→ Extrait du document

Candidat à un second mandat élu, Andry Rajoelina qui a dû démissionné 60 jours avant le scrutin pour se présenter, peut compter sur l’exécutif et les institutions chargées des élections pour maintenir le calendrier. En premier lieu, il y a le gouvernement malgache avec à sa tête le Premier ministre Christian Ntsay, inamovible à son poste depuis juin 2018. C’est lui qui avait tenu les rênes du pays lors de la dernière élection présidentielle remportée par Andry Rajoelina à l’issue d’un second tour contesté par son rival Marc Ravalomanana.
Cinq ans après, il a reçu avec son gouvernement la présidence par intérim par décision de la Haute Cour Constitutionnelle, à la place du président du Sénat Herimanana Razafimahefa. Ce dernier avait décliné « pour raisons personnelles » avant de se rétracter en dénonçant des menaces. Mais il est finalement destitué et remplacé à la tête de la chambre basse par le général Richard Ravalomanana tout juste nommé sénateur puis élu à la présidence du Sénat. Saisissant à son tour la HCC, ce dernier obtient l'accord de cette institution pour se voir transférer la présidence par intérim le 27 octobre.
La CENI n'est pas exempte de critiques ouvertes, dont certaines s'appuient sur une analyse de la refonte des listes électorales. La plateforme de médiation demande un audit du fichier électoral. Officiellement, plus de 11 millions d'électeurs sont inscrits après la dernière refonte mais loin des 13,5 millions visés représentant environ la moitié de la population totale. De plus, la CENI a reconnu que deux millions de personnes inscrites lors de la Révision annuelle de la liste électorale ne figurent pas sur les listes des électeurs. Le nombre d’électeurs a même baissé de 220 000 dans la région Analamanga, celle de la capitale, la plus importante en poids électoral.
Autre instance cruciale, qui établit la liste des candidats officiels et proclame le vainqueur de l’élection, la HCC est accusée de partialité à l’égard du président sortant. Les critiques mettent en exergue les conflits d’intérêts de la majorité de ses membres qui eux-mêmes ou leurs proches ont occupé ou occupent des fonctions gouvernementales et au sein des cabinets ministériels. Le politicien pro-Rajoelina Paul Rabary dénonce un « procès d'intention » et souligne que la nomination de certains membres de la HCC fait partie des prérogatives du président.
Le 11 septembre, un collectif de candidats déclarent ne plus faire confiance à la HCC pour avoir « opéré un coup d’État institutionnel » en transmettant le pouvoir du président démissionnaire au Premier ministre avec son gouvernement afin de « manipuler les résultats » au profit de Andry Rajoelina.

→ Données affichées
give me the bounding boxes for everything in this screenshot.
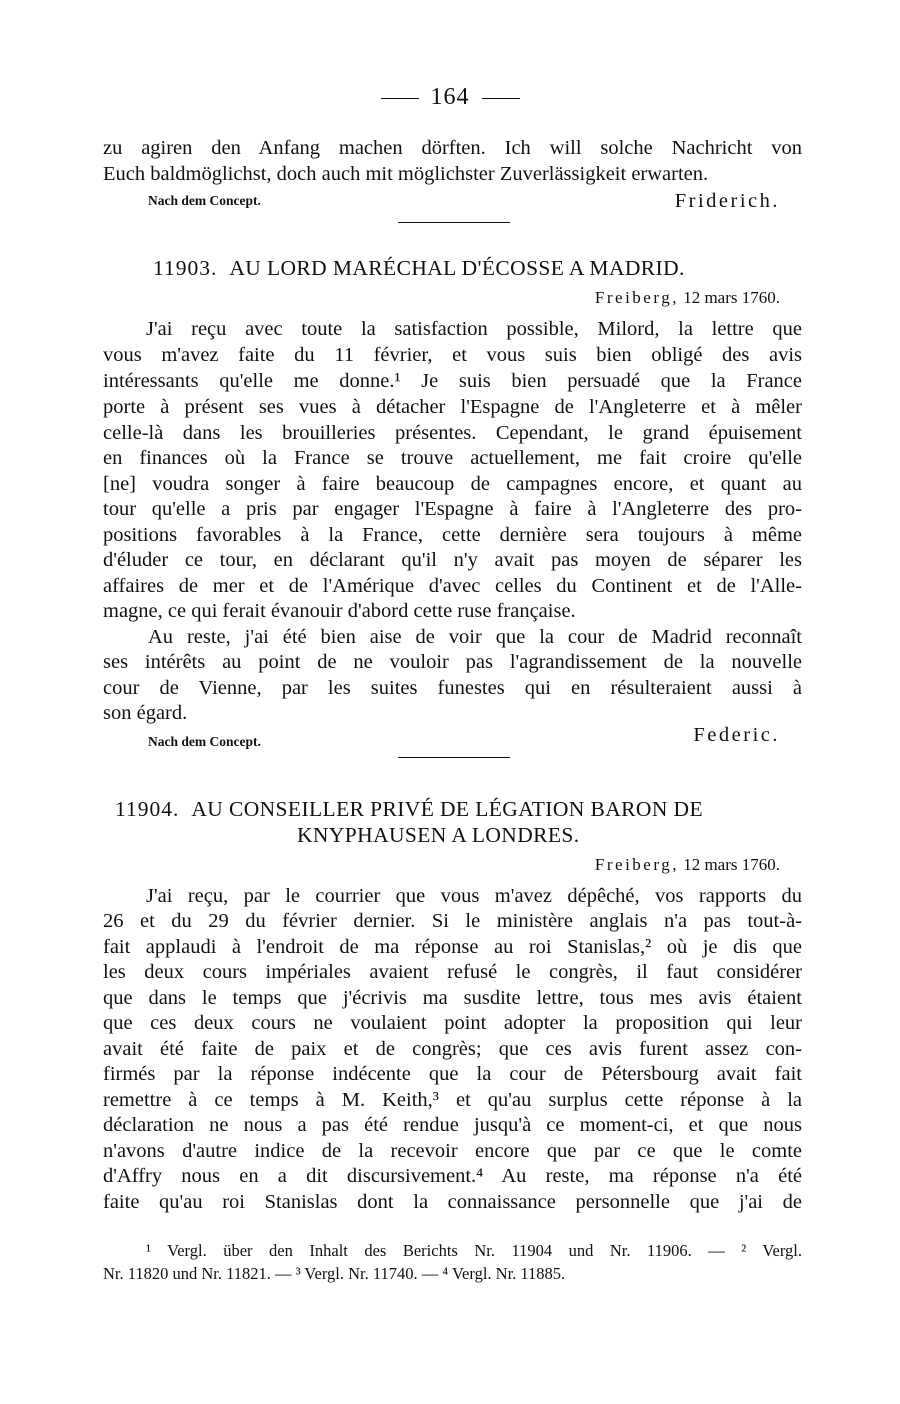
--
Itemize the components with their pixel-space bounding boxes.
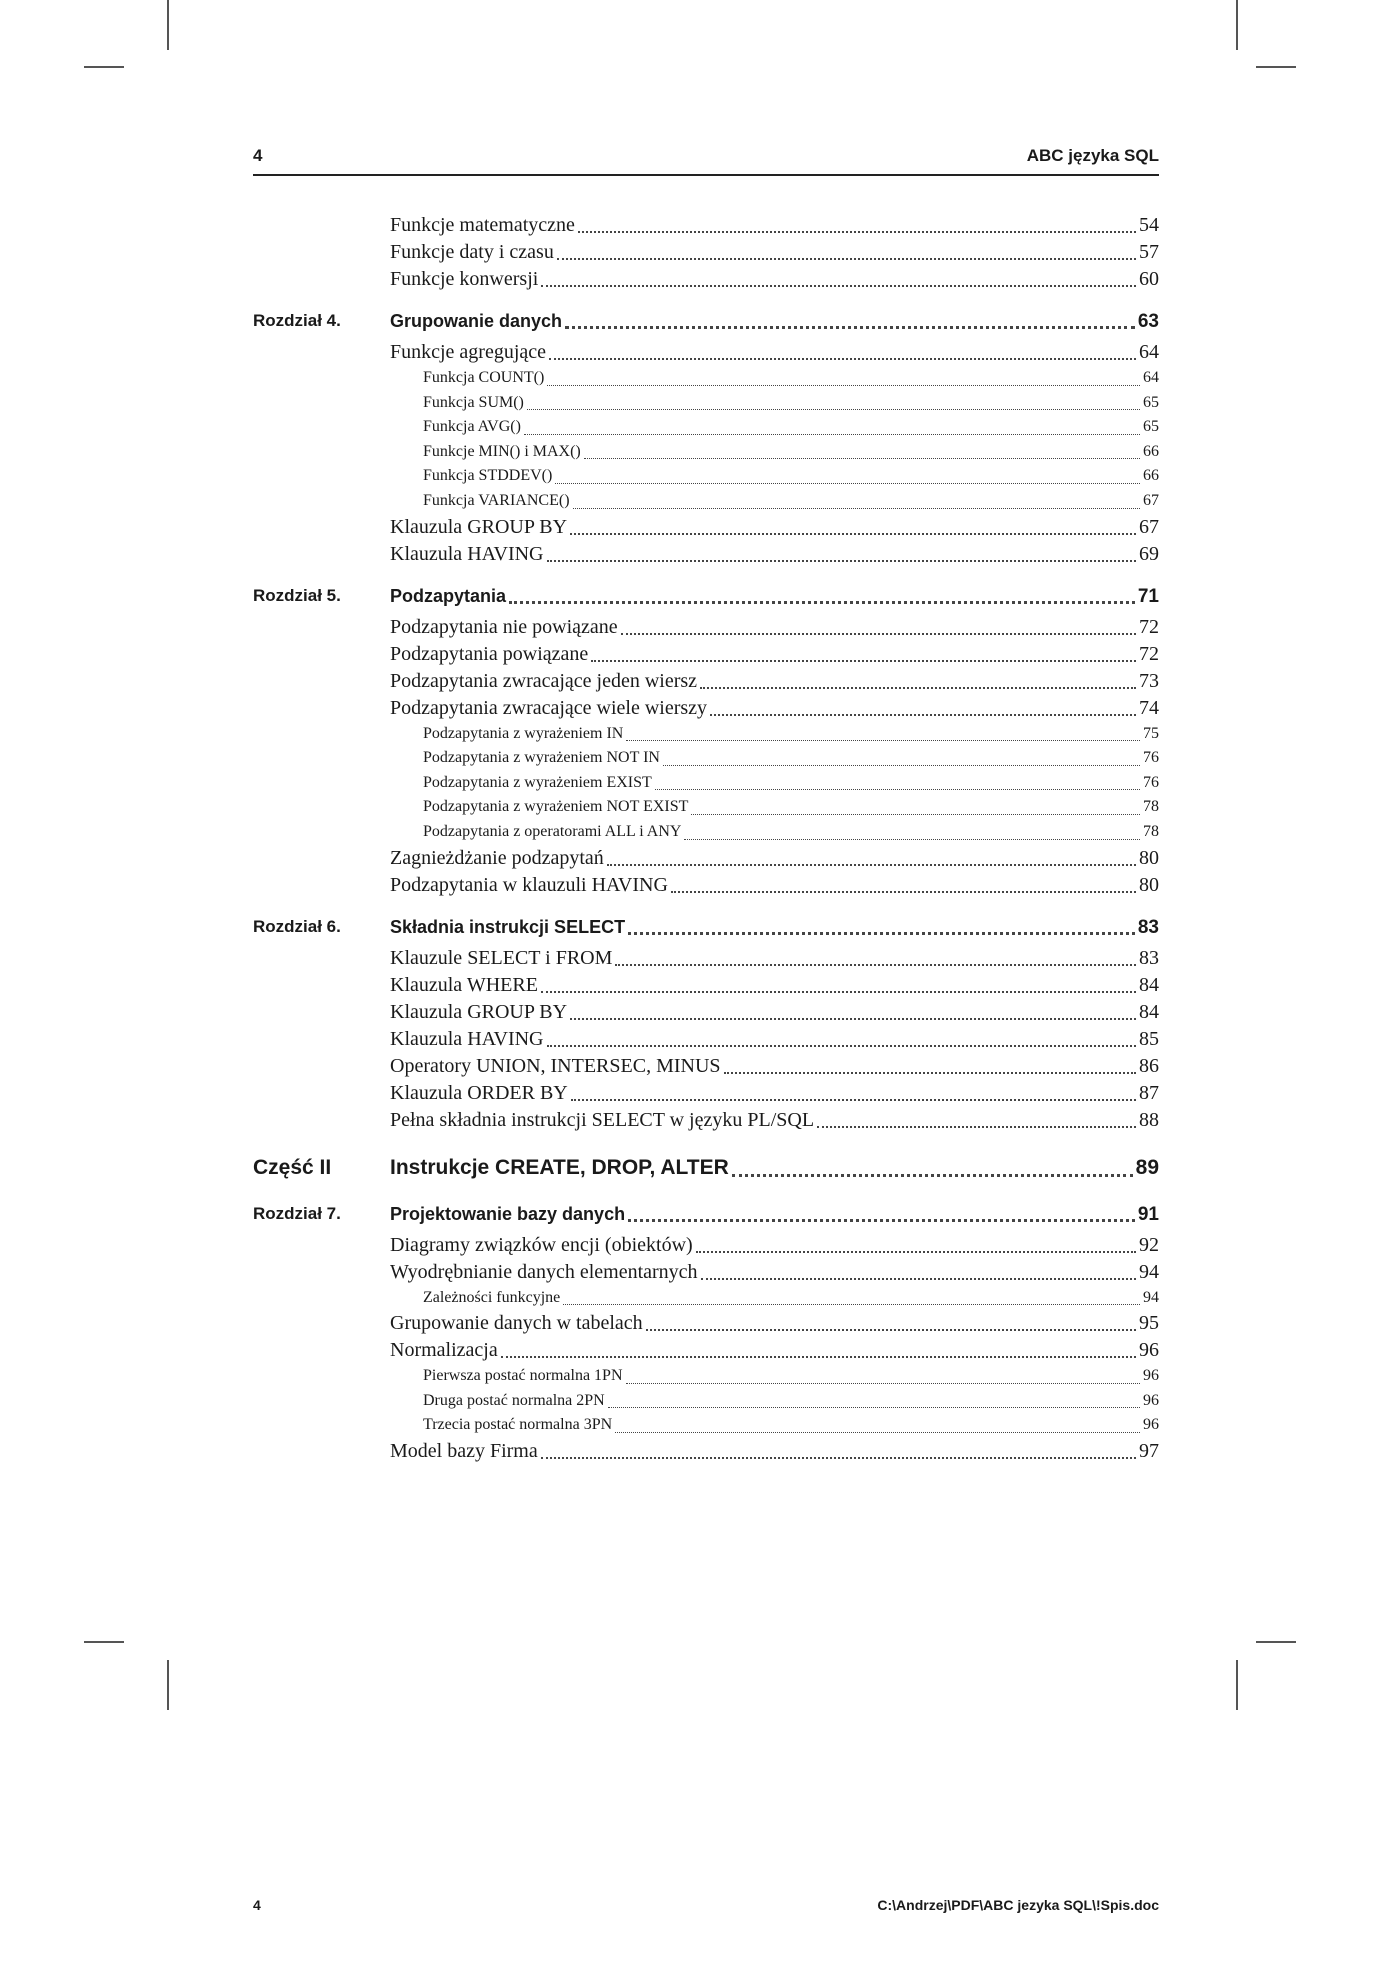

→ Vos tâches
(A) Indiquez si chacune des affirmations suivantes concorde avec l'extrait sur l'élection présidentielle malgache. Répondez par oui ou par non et citez les mots décisifs de l'extrait. (i) Christian Ntsay occupe le poste de Premier ministre depuis juin 2018. (ii) Après la dernière refonte, 13,5 millions d'électeurs sont inscrits. (iii) Le nombre d'électeurs a augmenté dans la région Analamanga.
(B) Résumez en trois phrases l'extrait sur l'élection présidentielle malgache.
(C) Rédigez la suite de l'extrait sur l'élection présidentielle malgache, à partir de sa dernière phrase.

→ Résultats
(A)
(i) Oui : « inamovible à son poste depuis juin 2018 ».
(ii) Non : « plus de 11 millions d'électeurs sont inscrits après la dernière refonte mais loin des 13,5 millions visés ».
(iii) Non : « Le nombre d’électeurs a même baissé de 220 000 dans la région Analamanga ».

(B) Candidat à un second mandat, Andry Rajoelina peut compter sur l'exécutif et sur les institutions chargées des élections pour maintenir le calendrier, notamment sur le gouvernement de Christian Ntsay, Premier ministre depuis juin 2018. La CENI est critiquée pour la refonte des listes électorales, qui compte officiellement plus de 11 millions d'inscrits alors que 13,5 millions étaient visés, et la plateforme de médiation demande un audit du fichier électoral. La HCC, qui établit la liste des candidats officiels et proclame le vainqueur, est accusée de partialité envers le président sortant, et un collectif de candidats a déclaré le 11 septembre ne plus lui faire confiance.

(C)
Ces soupçons envers la HCC sont renforcés par une autre décision : la non disqualification de la candidature de Andry Rajoelina demandée par plusieurs partis et candidats pour avoir été naturalisé français en 2014, après 5 années de pouvoir acquis grâce à un putsch militaire. S’appuyant sur le Code de la nationalité malgache, ils estiment que cette naturalisation acquise volontairement lui fait perdre sa nationalité malgache. Une naturalisation qu’Andry Rajoelina n’avait jamais évoqué publiquement et qu’il justifie dans une interview récente par sa volonté de faciliter les études de ses enfants à l’étranger. « Sur le plan légal, la question reste ouverte. La HCC dit tout simplement qu’il ne lui appartient pas de vérifier le certificat de nationalité malgache déposé » par Andry Rajeolina, remarque la politologue Christiane Rafidinarivo. Dans ce contexte, « l’opposition et le collectif des candidats revendiquent une remise à plat du processus électoral, de prendre le temps de corriger ce qui n’est pas légal et constitutionnel et dans le cadre d’un accord politique, revoir en concertation le dispositif et l’agenda ».
L’aveu tardif d’Andry Rajoelina concernant sa nationalité française est un argument qui pourrait jouer contre lui sur le plan électoral. « C'est un faux débat », affirme Paul Rabary. « Beaucoup de Malgaches, y compris des membres du gouvernement des régimes précédents ont une double nationalité et il n'est jamais question de déchéance de nationalité malgache pour autant. Peut-être que la loi n'est pas appliquée, peut-être qu'elle doit être modifiée, mais cette question ne s'est jamais posée », assure ce soutien d'Andry Rajoelina.
« Ce n’est pas un détail, car il semble anormal que le chef suprême des armées ait une autre nationalité », souligne Solofo Randrianja. L'information a été révélée dans les médias en juin et a suscité une polémique quant aux implications qu'elle engendre.
« Reste que cela n’a pas été l’élément déclencheur car les candidats d’opposition dénoncent un système et non pas juste un personnage qui manipule ce système » assure cet historien, directeur de recherches à l'Institut d'Études Politiques (IEP) de Madagascar. « Il s‘agit d’un système de prédation tenu par un groupe de gens qui ont mené le pays à la catastrophe et ruiné notamment plusieurs milliers de paysans porteurs de vanille » dont Madagascar fournit 80% des exportations mondiales.
Interrogé sur son bilan par des médias étrangers, le président Rajoelina se targue d'un taux de croissance de 4,4% en 2022 contre 3,6% pour l'Afrique subsaharienne. Mais cela n'améliore pas le niveau de vie de la population dont 81% vit sous le seuil de pauvreté en 2022 dans un pays classé parmi les moins avancés au monde avec un PIB par habitant les plus faibles de la planète à 536 dollars par an en 2023. L'extrême pauvreté a une incidence sur la politique. « La population malgache essaie de survivre ce qui rend les gens facilement manipulables. Les dirigeants malgaches comptent aussi là-dessus. On peut facilement acheter des votes contre un peu d'argent voire un tee-shirt pendant la campagne électorale », souligne le professeur Solofo Randrianja.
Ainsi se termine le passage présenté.